→ EXERCISE TASK
Transcribe all of the material exactly.

--- Begin ---

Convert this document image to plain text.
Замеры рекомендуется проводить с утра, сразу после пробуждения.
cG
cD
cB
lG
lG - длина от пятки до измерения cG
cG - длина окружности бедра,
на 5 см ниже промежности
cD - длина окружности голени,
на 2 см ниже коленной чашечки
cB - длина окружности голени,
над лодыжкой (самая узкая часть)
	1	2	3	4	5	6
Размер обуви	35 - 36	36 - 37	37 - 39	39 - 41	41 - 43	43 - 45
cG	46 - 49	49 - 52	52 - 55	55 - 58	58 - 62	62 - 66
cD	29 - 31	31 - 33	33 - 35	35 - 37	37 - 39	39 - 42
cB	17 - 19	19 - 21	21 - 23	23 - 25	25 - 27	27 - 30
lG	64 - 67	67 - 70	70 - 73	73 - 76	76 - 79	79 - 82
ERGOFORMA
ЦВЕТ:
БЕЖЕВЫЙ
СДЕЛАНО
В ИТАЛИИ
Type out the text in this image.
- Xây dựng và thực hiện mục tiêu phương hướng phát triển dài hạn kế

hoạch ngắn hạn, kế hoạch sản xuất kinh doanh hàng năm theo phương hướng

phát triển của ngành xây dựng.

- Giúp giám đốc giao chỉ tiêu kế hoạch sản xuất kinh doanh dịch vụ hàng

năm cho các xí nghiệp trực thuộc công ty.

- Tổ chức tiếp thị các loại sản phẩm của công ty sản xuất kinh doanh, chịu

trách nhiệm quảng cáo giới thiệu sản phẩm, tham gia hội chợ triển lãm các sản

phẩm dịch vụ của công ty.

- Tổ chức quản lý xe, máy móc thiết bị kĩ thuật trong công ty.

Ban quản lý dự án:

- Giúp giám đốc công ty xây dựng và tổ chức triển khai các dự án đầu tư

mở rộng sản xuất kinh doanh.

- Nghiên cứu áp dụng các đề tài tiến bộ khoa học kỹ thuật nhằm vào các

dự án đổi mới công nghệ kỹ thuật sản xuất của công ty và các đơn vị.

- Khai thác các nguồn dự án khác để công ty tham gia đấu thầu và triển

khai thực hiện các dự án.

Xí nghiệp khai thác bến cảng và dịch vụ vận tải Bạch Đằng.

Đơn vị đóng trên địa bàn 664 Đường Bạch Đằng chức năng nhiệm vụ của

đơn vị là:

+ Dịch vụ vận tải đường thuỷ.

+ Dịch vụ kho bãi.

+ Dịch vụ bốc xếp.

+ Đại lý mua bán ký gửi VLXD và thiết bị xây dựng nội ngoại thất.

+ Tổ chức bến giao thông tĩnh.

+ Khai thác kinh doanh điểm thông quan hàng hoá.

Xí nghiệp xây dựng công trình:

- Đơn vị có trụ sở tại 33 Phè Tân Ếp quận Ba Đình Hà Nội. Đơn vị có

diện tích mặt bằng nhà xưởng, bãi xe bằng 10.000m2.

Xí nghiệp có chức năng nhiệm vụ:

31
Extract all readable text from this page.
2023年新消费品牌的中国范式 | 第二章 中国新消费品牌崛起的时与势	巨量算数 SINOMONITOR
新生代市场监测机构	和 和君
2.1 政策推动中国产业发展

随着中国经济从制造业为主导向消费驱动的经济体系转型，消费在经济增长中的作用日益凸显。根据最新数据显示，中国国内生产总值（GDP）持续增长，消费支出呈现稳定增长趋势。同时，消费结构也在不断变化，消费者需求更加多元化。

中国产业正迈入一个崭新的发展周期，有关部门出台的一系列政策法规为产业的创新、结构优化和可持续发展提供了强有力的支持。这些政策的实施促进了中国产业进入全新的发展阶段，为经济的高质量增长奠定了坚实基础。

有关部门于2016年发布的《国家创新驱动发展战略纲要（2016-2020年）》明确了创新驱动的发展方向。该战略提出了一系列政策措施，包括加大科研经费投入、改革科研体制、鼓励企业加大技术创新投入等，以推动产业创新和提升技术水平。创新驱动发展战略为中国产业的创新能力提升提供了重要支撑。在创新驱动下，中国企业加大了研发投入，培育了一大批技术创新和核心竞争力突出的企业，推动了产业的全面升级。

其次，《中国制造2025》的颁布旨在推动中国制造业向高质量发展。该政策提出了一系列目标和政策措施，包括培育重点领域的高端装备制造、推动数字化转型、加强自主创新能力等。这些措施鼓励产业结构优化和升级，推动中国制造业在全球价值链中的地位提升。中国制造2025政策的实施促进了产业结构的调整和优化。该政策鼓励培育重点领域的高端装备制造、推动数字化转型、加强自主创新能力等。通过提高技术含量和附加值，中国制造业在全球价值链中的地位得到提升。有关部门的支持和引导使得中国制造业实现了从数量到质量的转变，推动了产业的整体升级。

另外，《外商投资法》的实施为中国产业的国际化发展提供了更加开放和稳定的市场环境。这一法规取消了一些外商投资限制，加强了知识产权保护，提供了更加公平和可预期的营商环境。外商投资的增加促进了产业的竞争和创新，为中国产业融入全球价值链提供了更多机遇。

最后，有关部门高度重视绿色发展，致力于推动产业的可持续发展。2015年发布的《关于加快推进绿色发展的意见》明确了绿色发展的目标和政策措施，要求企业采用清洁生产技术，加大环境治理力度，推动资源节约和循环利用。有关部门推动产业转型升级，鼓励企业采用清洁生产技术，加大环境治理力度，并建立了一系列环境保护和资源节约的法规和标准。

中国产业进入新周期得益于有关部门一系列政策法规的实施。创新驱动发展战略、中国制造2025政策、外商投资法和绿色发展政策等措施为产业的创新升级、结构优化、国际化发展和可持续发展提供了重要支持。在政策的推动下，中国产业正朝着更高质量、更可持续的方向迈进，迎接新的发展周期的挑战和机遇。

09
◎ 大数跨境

--- End ---

→ FINAL RESULT
Convert this document image to plain text.
Замеры рекомендуется проводить с утра, сразу после пробуждения.
cG
cD
cB
lG
lG - длина от пятки до измерения cG
cG - длина окружности бедра,
на 5 см ниже промежности
cD - длина окружности голени,
на 2 см ниже коленной чашечки
cB - длина окружности голени,
над лодыжкой (самая узкая часть)
	1	2	3	4	5	6
Размер обуви	35 - 36	36 - 37	37 - 39	39 - 41	41 - 43	43 - 45
cG	46 - 49	49 - 52	52 - 55	55 - 58	58 - 62	62 - 66
cD	29 - 31	31 - 33	33 - 35	35 - 37	37 - 39	39 - 42
cB	17 - 19	19 - 21	21 - 23	23 - 25	25 - 27	27 - 30
lG	64 - 67	67 - 70	70 - 73	73 - 76	76 - 79	79 - 82
ERGOFORMA
ЦВЕТ:
БЕЖЕВЫЙ
СДЕЛАНО
В ИТАЛИИ
Type out the text in this image.
- Xây dựng và thực hiện mục tiêu phương hướng phát triển dài hạn kế

hoạch ngắn hạn, kế hoạch sản xuất kinh doanh hàng năm theo phương hướng

phát triển của ngành xây dựng.

- Giúp giám đốc giao chỉ tiêu kế hoạch sản xuất kinh doanh dịch vụ hàng

năm cho các xí nghiệp trực thuộc công ty.

- Tổ chức tiếp thị các loại sản phẩm của công ty sản xuất kinh doanh, chịu

trách nhiệm quảng cáo giới thiệu sản phẩm, tham gia hội chợ triển lãm các sản

phẩm dịch vụ của công ty.

- Tổ chức quản lý xe, máy móc thiết bị kĩ thuật trong công ty.

Ban quản lý dự án:

- Giúp giám đốc công ty xây dựng và tổ chức triển khai các dự án đầu tư

mở rộng sản xuất kinh doanh.

- Nghiên cứu áp dụng các đề tài tiến bộ khoa học kỹ thuật nhằm vào các

dự án đổi mới công nghệ kỹ thuật sản xuất của công ty và các đơn vị.

- Khai thác các nguồn dự án khác để công ty tham gia đấu thầu và triển

khai thực hiện các dự án.

Xí nghiệp khai thác bến cảng và dịch vụ vận tải Bạch Đằng.

Đơn vị đóng trên địa bàn 664 Đường Bạch Đằng chức năng nhiệm vụ của

đơn vị là:

+ Dịch vụ vận tải đường thuỷ.

+ Dịch vụ kho bãi.

+ Dịch vụ bốc xếp.

+ Đại lý mua bán ký gửi VLXD và thiết bị xây dựng nội ngoại thất.

+ Tổ chức bến giao thông tĩnh.

+ Khai thác kinh doanh điểm thông quan hàng hoá.

Xí nghiệp xây dựng công trình:

- Đơn vị có trụ sở tại 33 Phè Tân Ếp quận Ba Đình Hà Nội. Đơn vị có

diện tích mặt bằng nhà xưởng, bãi xe bằng 10.000m2.

Xí nghiệp có chức năng nhiệm vụ:

31
Extract all readable text from this page.
2023年新消费品牌的中国范式 | 第二章 中国新消费品牌崛起的时与势	巨量算数 SINOMONITOR
新生代市场监测机构	和 和君
2.1 政策推动中国产业发展

随着中国经济从制造业为主导向消费驱动的经济体系转型，消费在经济增长中的作用日益凸显。根据最新数据显示，中国国内生产总值（GDP）持续增长，消费支出呈现稳定增长趋势。同时，消费结构也在不断变化，消费者需求更加多元化。

中国产业正迈入一个崭新的发展周期，有关部门出台的一系列政策法规为产业的创新、结构优化和可持续发展提供了强有力的支持。这些政策的实施促进了中国产业进入全新的发展阶段，为经济的高质量增长奠定了坚实基础。

有关部门于2016年发布的《国家创新驱动发展战略纲要（2016-2020年）》明确了创新驱动的发展方向。该战略提出了一系列政策措施，包括加大科研经费投入、改革科研体制、鼓励企业加大技术创新投入等，以推动产业创新和提升技术水平。创新驱动发展战略为中国产业的创新能力提升提供了重要支撑。在创新驱动下，中国企业加大了研发投入，培育了一大批技术创新和核心竞争力突出的企业，推动了产业的全面升级。

其次，《中国制造2025》的颁布旨在推动中国制造业向高质量发展。该政策提出了一系列目标和政策措施，包括培育重点领域的高端装备制造、推动数字化转型、加强自主创新能力等。这些措施鼓励产业结构优化和升级，推动中国制造业在全球价值链中的地位提升。中国制造2025政策的实施促进了产业结构的调整和优化。该政策鼓励培育重点领域的高端装备制造、推动数字化转型、加强自主创新能力等。通过提高技术含量和附加值，中国制造业在全球价值链中的地位得到提升。有关部门的支持和引导使得中国制造业实现了从数量到质量的转变，推动了产业的整体升级。

另外，《外商投资法》的实施为中国产业的国际化发展提供了更加开放和稳定的市场环境。这一法规取消了一些外商投资限制，加强了知识产权保护，提供了更加公平和可预期的营商环境。外商投资的增加促进了产业的竞争和创新，为中国产业融入全球价值链提供了更多机遇。

最后，有关部门高度重视绿色发展，致力于推动产业的可持续发展。2015年发布的《关于加快推进绿色发展的意见》明确了绿色发展的目标和政策措施，要求企业采用清洁生产技术，加大环境治理力度，推动资源节约和循环利用。有关部门推动产业转型升级，鼓励企业采用清洁生产技术，加大环境治理力度，并建立了一系列环境保护和资源节约的法规和标准。

中国产业进入新周期得益于有关部门一系列政策法规的实施。创新驱动发展战略、中国制造2025政策、外商投资法和绿色发展政策等措施为产业的创新升级、结构优化、国际化发展和可持续发展提供了重要支持。在政策的推动下，中国产业正朝着更高质量、更可持续的方向迈进，迎接新的发展周期的挑战和机遇。

09
◎ 大数跨境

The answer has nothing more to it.